Start RECORDS SUPPLIED

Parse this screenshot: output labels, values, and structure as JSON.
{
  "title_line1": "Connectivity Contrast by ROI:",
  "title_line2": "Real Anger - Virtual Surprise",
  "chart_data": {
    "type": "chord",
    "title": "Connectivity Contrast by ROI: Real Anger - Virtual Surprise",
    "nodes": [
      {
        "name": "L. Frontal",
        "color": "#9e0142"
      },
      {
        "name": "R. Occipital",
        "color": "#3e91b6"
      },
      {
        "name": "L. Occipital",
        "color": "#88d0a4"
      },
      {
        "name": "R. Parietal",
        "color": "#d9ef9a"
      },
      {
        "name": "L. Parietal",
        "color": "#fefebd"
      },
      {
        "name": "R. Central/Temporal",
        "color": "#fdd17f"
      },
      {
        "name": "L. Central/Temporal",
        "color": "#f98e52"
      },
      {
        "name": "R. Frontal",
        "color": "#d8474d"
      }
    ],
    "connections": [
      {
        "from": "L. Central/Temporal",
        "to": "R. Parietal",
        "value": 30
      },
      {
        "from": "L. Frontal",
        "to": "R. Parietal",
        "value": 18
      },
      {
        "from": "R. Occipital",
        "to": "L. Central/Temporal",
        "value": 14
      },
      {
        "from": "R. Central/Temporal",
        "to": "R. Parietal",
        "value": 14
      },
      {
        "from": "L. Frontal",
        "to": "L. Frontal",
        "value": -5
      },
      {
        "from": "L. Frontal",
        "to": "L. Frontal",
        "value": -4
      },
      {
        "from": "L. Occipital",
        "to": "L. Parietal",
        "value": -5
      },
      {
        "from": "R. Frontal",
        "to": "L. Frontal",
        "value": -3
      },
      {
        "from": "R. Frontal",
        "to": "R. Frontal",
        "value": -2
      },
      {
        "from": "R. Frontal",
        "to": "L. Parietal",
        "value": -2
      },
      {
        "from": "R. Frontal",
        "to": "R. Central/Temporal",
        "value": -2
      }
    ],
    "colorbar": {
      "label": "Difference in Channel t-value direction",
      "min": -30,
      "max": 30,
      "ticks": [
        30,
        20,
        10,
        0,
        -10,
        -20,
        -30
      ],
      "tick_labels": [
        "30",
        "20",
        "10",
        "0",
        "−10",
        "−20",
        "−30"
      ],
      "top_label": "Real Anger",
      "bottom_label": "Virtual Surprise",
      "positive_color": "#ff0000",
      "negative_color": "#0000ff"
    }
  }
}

End RECORDS SUPPLIED

• _WRITTEN INSTRUCTION_
Note how many lines in the material hold the word "Central", and give that number with nothing added.

• _ANSWER_
6